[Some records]
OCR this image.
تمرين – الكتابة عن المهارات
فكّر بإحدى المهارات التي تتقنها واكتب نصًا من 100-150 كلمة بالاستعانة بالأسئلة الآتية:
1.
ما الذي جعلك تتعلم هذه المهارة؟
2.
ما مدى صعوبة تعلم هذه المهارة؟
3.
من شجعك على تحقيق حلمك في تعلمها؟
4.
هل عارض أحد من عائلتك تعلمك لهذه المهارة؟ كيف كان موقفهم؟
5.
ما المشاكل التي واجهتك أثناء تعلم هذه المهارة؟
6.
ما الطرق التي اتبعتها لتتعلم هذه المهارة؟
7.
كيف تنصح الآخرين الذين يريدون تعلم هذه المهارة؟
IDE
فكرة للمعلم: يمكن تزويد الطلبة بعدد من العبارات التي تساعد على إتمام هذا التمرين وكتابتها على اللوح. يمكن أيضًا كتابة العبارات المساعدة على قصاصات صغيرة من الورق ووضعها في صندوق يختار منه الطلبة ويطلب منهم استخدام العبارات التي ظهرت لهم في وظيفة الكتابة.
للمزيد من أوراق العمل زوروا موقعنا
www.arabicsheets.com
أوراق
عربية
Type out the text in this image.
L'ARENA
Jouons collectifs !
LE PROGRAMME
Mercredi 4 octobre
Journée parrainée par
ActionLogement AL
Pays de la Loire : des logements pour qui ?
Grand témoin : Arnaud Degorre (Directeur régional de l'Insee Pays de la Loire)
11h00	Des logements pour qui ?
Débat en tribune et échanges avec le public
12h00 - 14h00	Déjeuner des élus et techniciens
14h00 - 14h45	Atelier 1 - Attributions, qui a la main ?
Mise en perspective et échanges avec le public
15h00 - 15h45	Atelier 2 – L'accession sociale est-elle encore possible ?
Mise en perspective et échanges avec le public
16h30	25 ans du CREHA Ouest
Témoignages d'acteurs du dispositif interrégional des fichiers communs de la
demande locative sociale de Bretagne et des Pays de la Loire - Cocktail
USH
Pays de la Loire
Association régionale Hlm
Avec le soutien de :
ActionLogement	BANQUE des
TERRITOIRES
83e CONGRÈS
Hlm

→ **Exercise**
Across the material above, count every line holding "التي" and write down only the number.

→ **Response below**
4